Problem statement → Below are some records. Pull every line that contains the word "JSON".

Material for the task →
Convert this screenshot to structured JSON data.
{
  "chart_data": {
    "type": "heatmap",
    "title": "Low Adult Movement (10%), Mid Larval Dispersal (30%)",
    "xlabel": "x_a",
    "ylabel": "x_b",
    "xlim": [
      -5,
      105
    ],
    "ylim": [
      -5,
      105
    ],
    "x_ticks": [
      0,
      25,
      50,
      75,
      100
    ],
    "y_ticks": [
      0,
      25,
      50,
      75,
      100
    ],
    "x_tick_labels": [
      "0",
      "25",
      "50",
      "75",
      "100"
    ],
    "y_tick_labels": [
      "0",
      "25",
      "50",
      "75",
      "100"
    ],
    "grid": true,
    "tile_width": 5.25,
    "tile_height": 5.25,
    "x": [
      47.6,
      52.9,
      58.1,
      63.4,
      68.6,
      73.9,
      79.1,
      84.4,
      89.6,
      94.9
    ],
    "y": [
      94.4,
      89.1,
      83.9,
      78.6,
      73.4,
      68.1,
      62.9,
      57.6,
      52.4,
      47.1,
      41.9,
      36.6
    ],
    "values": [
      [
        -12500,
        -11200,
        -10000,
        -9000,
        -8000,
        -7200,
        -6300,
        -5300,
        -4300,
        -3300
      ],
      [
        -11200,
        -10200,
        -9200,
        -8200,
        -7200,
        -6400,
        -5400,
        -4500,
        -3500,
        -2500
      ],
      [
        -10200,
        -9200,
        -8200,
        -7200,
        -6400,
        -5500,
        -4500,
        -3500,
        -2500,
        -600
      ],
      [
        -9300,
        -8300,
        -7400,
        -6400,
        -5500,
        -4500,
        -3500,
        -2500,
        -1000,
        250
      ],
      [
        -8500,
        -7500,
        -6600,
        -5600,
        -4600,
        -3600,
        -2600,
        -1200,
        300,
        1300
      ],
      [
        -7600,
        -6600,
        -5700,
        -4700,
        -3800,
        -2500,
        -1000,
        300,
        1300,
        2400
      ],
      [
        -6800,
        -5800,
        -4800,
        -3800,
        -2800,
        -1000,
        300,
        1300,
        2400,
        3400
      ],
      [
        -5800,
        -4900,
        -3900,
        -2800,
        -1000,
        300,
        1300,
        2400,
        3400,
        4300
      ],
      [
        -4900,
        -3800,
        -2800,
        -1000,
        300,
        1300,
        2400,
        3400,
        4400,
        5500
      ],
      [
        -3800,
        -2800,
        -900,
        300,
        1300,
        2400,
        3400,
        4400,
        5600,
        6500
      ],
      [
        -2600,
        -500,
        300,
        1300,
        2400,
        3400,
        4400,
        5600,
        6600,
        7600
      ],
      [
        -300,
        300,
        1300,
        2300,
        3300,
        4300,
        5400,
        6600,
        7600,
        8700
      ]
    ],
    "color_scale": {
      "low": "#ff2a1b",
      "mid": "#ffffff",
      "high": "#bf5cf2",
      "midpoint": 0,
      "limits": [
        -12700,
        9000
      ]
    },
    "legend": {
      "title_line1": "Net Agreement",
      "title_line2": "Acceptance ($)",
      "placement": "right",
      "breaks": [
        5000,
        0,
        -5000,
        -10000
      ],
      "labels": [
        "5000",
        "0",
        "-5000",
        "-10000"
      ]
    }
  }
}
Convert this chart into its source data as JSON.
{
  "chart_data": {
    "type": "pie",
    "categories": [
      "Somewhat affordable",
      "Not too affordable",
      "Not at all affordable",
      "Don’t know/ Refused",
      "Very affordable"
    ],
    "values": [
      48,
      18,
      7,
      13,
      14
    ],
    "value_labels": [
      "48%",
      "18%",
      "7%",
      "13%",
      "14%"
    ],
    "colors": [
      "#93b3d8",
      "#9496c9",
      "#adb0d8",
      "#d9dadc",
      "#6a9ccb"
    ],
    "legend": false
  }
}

Full solution →
Convert this screenshot to structured JSON data.
Convert this chart into its source data as JSON.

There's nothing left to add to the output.